---------- Material provided
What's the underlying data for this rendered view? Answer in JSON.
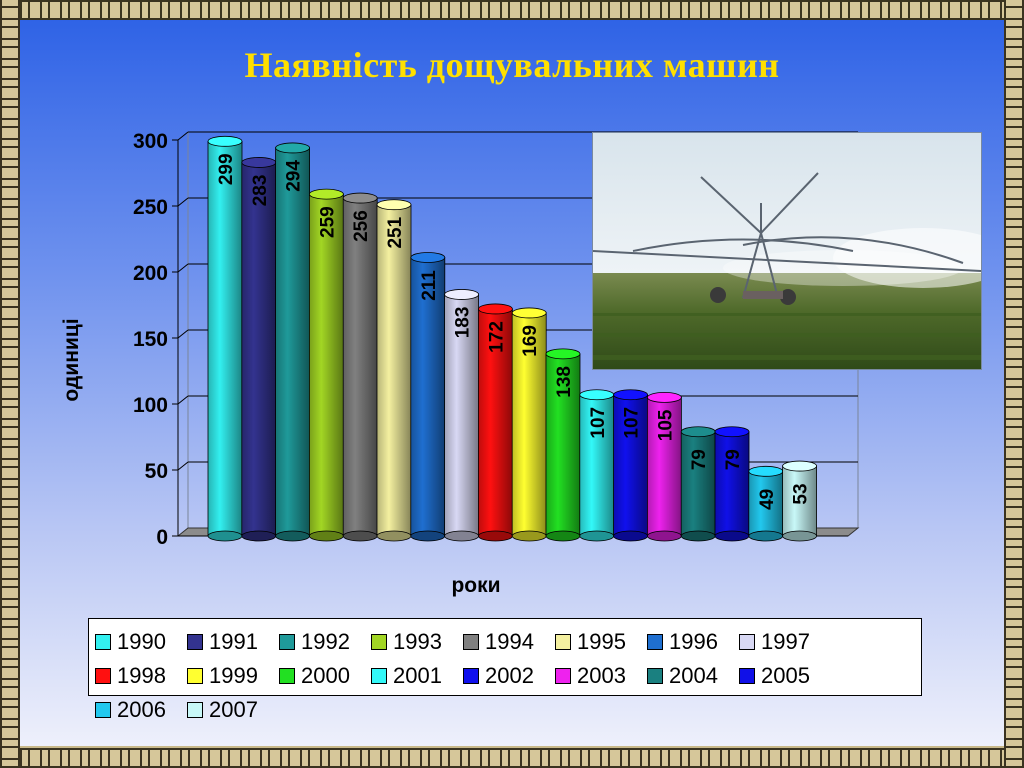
{
  "title": "Наявність дощувальних машин",
  "chart_data": {
    "type": "bar",
    "title": "Наявність дощувальних машин",
    "xlabel": "роки",
    "ylabel": "одиниці",
    "ylim": [
      0,
      300
    ],
    "yticks": [
      0,
      50,
      100,
      150,
      200,
      250,
      300
    ],
    "grid": true,
    "legend_position": "bottom",
    "categories": [
      "1990",
      "1991",
      "1992",
      "1993",
      "1994",
      "1995",
      "1996",
      "1997",
      "1998",
      "1999",
      "2000",
      "2001",
      "2002",
      "2003",
      "2004",
      "2005",
      "2006",
      "2007"
    ],
    "values": [
      299,
      283,
      294,
      259,
      256,
      251,
      211,
      183,
      172,
      169,
      138,
      107,
      107,
      105,
      79,
      79,
      49,
      53
    ],
    "colors": [
      "#33f0f0",
      "#33338f",
      "#1f9a9a",
      "#a2d624",
      "#808080",
      "#f4f0a0",
      "#1f6fd0",
      "#d8d8f4",
      "#ff1010",
      "#ffff30",
      "#22e022",
      "#33f8f8",
      "#1010ee",
      "#ee22ee",
      "#1a8080",
      "#1010e8",
      "#22c8ee",
      "#c8f8f8"
    ]
  }
}
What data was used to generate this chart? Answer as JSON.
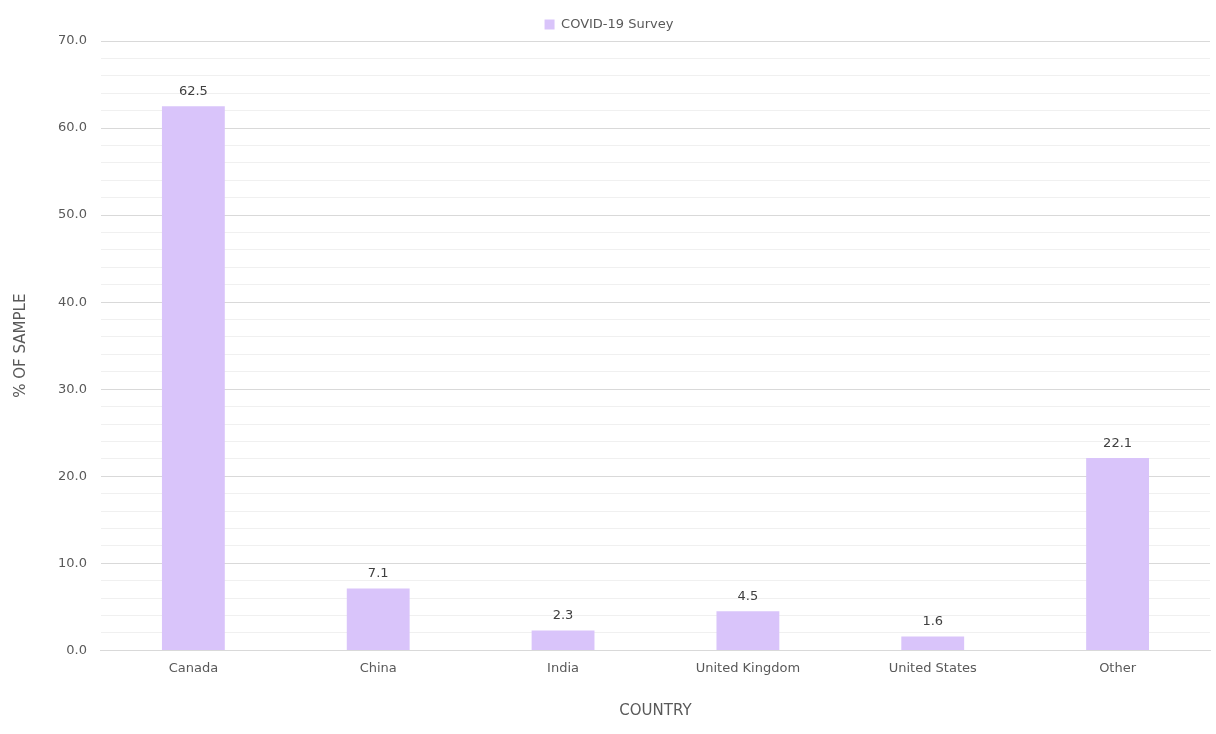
{
  "chart_data": {
    "type": "bar",
    "xlabel": "COUNTRY",
    "ylabel": "% OF SAMPLE",
    "categories": [
      "Canada",
      "China",
      "India",
      "United Kingdom",
      "United States",
      "Other"
    ],
    "series": [
      {
        "name": "COVID-19 Survey",
        "color": "#d9c4fa",
        "values": [
          62.5,
          7.1,
          2.3,
          4.5,
          1.6,
          22.1
        ]
      }
    ],
    "ylim": [
      0,
      70
    ],
    "yticks": [
      {
        "value": 0,
        "label": "0.0"
      },
      {
        "value": 2,
        "label": null
      },
      {
        "value": 4,
        "label": null
      },
      {
        "value": 6,
        "label": null
      },
      {
        "value": 8,
        "label": null
      },
      {
        "value": 10,
        "label": "10.0"
      },
      {
        "value": 12,
        "label": null
      },
      {
        "value": 14,
        "label": null
      },
      {
        "value": 16,
        "label": null
      },
      {
        "value": 18,
        "label": null
      },
      {
        "value": 20,
        "label": "20.0"
      },
      {
        "value": 22,
        "label": null
      },
      {
        "value": 24,
        "label": null
      },
      {
        "value": 26,
        "label": null
      },
      {
        "value": 28,
        "label": null
      },
      {
        "value": 30,
        "label": "30.0"
      },
      {
        "value": 32,
        "label": null
      },
      {
        "value": 34,
        "label": null
      },
      {
        "value": 36,
        "label": null
      },
      {
        "value": 38,
        "label": null
      },
      {
        "value": 40,
        "label": "40.0"
      },
      {
        "value": 42,
        "label": null
      },
      {
        "value": 44,
        "label": null
      },
      {
        "value": 46,
        "label": null
      },
      {
        "value": 48,
        "label": null
      },
      {
        "value": 50,
        "label": "50.0"
      },
      {
        "value": 52,
        "label": null
      },
      {
        "value": 54,
        "label": null
      },
      {
        "value": 56,
        "label": null
      },
      {
        "value": 58,
        "label": null
      },
      {
        "value": 60,
        "label": "60.0"
      },
      {
        "value": 62,
        "label": null
      },
      {
        "value": 64,
        "label": null
      },
      {
        "value": 66,
        "label": null
      },
      {
        "value": 68,
        "label": null
      },
      {
        "value": 70,
        "label": "70.0"
      }
    ],
    "grid": "y",
    "legend": "top",
    "data_labels": true
  }
}
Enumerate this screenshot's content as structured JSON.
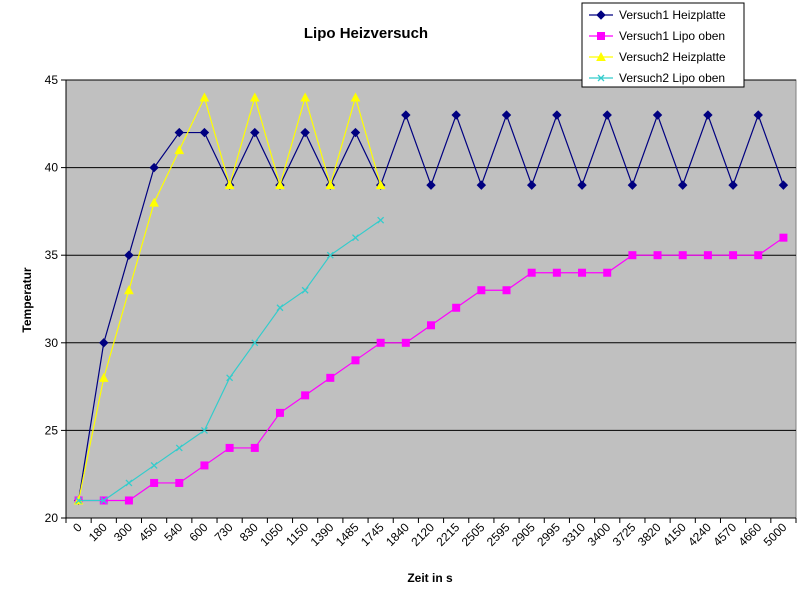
{
  "chart_data": {
    "type": "line",
    "title": "Lipo Heizversuch",
    "xlabel": "Zeit in s",
    "ylabel": "Temperatur",
    "ylim": [
      20,
      45
    ],
    "yticks": [
      20,
      25,
      30,
      35,
      40,
      45
    ],
    "grid": "horizontal",
    "legend_position": "top-right",
    "plot_background": "#c0c0c0",
    "categories": [
      "0",
      "180",
      "300",
      "450",
      "540",
      "600",
      "730",
      "830",
      "1050",
      "1150",
      "1390",
      "1485",
      "1745",
      "1840",
      "2120",
      "2215",
      "2505",
      "2595",
      "2905",
      "2995",
      "3310",
      "3400",
      "3725",
      "3820",
      "4150",
      "4240",
      "4570",
      "4660",
      "5000"
    ],
    "series": [
      {
        "name": "Versuch1 Heizplatte",
        "color": "#000080",
        "marker": "diamond",
        "values": [
          21,
          30,
          35,
          40,
          42,
          42,
          39,
          42,
          39,
          42,
          39,
          42,
          39,
          43,
          39,
          43,
          39,
          43,
          39,
          43,
          39,
          43,
          39,
          43,
          39,
          43,
          39,
          43,
          39
        ]
      },
      {
        "name": "Versuch1 Lipo oben",
        "color": "#ff00ff",
        "marker": "square",
        "values": [
          21,
          21,
          21,
          22,
          22,
          23,
          24,
          24,
          26,
          27,
          28,
          29,
          30,
          30,
          31,
          32,
          33,
          33,
          34,
          34,
          34,
          34,
          35,
          35,
          35,
          35,
          35,
          35,
          36
        ]
      },
      {
        "name": "Versuch2 Heizplatte",
        "color": "#ffff00",
        "marker": "triangle",
        "values": [
          21,
          28,
          33,
          38,
          41,
          44,
          39,
          44,
          39,
          44,
          39,
          44,
          39,
          null,
          null,
          null,
          null,
          null,
          null,
          null,
          null,
          null,
          null,
          null,
          null,
          null,
          null,
          null,
          null
        ]
      },
      {
        "name": "Versuch2 Lipo oben",
        "color": "#33cccc",
        "marker": "x",
        "values": [
          21,
          21,
          22,
          23,
          24,
          25,
          28,
          30,
          32,
          33,
          35,
          36,
          37,
          null,
          null,
          null,
          null,
          null,
          null,
          null,
          null,
          null,
          null,
          null,
          null,
          null,
          null,
          null,
          null
        ]
      }
    ]
  }
}
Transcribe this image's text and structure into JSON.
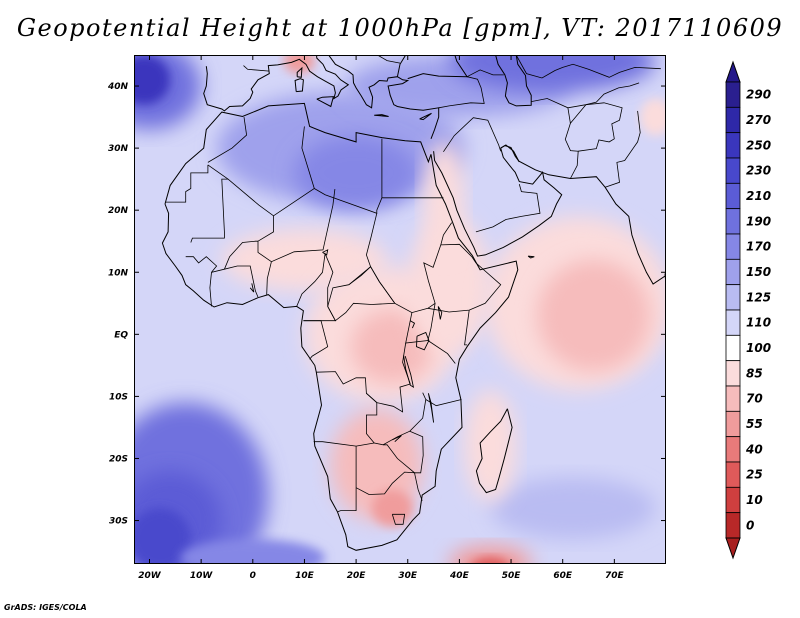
{
  "title": "Geopotential Height at 1000hPa [gpm], VT: 2017110609",
  "credit": "GrADS: IGES/COLA",
  "map": {
    "type": "filled-contour",
    "variable": "Geopotential Height at 1000hPa",
    "units": "gpm",
    "valid_time": "2017110609",
    "lon_range": [
      -23,
      80
    ],
    "lat_range": [
      -37,
      45
    ],
    "lat_ticks": [
      {
        "value": 40,
        "label": "40N"
      },
      {
        "value": 30,
        "label": "30N"
      },
      {
        "value": 20,
        "label": "20N"
      },
      {
        "value": 10,
        "label": "10N"
      },
      {
        "value": 0,
        "label": "EQ"
      },
      {
        "value": -10,
        "label": "10S"
      },
      {
        "value": -20,
        "label": "20S"
      },
      {
        "value": -30,
        "label": "30S"
      }
    ],
    "lon_ticks": [
      {
        "value": -20,
        "label": "20W"
      },
      {
        "value": -10,
        "label": "10W"
      },
      {
        "value": 0,
        "label": "0"
      },
      {
        "value": 10,
        "label": "10E"
      },
      {
        "value": 20,
        "label": "20E"
      },
      {
        "value": 30,
        "label": "30E"
      },
      {
        "value": 40,
        "label": "40E"
      },
      {
        "value": 50,
        "label": "50E"
      },
      {
        "value": 60,
        "label": "60E"
      },
      {
        "value": 70,
        "label": "70E"
      }
    ],
    "features": {
      "north_africa_plateau": "150",
      "arabian_sea_low": "85",
      "southern_africa_low": "70",
      "mediterranean_low": "55",
      "north_atlantic_high": "250",
      "south_atlantic_high": "210"
    }
  },
  "colorbar": {
    "levels": [
      {
        "label": "290",
        "color": "#2a1f8f"
      },
      {
        "label": "270",
        "color": "#2e28a8"
      },
      {
        "label": "250",
        "color": "#3a36bd"
      },
      {
        "label": "230",
        "color": "#4848cc"
      },
      {
        "label": "210",
        "color": "#5b5cd6"
      },
      {
        "label": "190",
        "color": "#6f71de"
      },
      {
        "label": "170",
        "color": "#8587e6"
      },
      {
        "label": "150",
        "color": "#9fa1ec"
      },
      {
        "label": "125",
        "color": "#b9bcf2"
      },
      {
        "label": "110",
        "color": "#d4d6f8"
      },
      {
        "label": "100",
        "color": "#ffffff"
      },
      {
        "label": "85",
        "color": "#fbdcdc"
      },
      {
        "label": "70",
        "color": "#f6bcbc"
      },
      {
        "label": "55",
        "color": "#f09c9c"
      },
      {
        "label": "40",
        "color": "#e87a7a"
      },
      {
        "label": "25",
        "color": "#df5a5a"
      },
      {
        "label": "10",
        "color": "#cf3f3f"
      },
      {
        "label": "0",
        "color": "#b82828"
      }
    ],
    "top_triangle_color": "#24188a",
    "bottom_triangle_color": "#a81f1f"
  }
}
--------------------
> [Work required] Pull every line containing the word "машин" out of the entries above.

> [Result of this task]
  "title": "Наявність дощувальних машин",
    "title": "Наявність дощувальних машин",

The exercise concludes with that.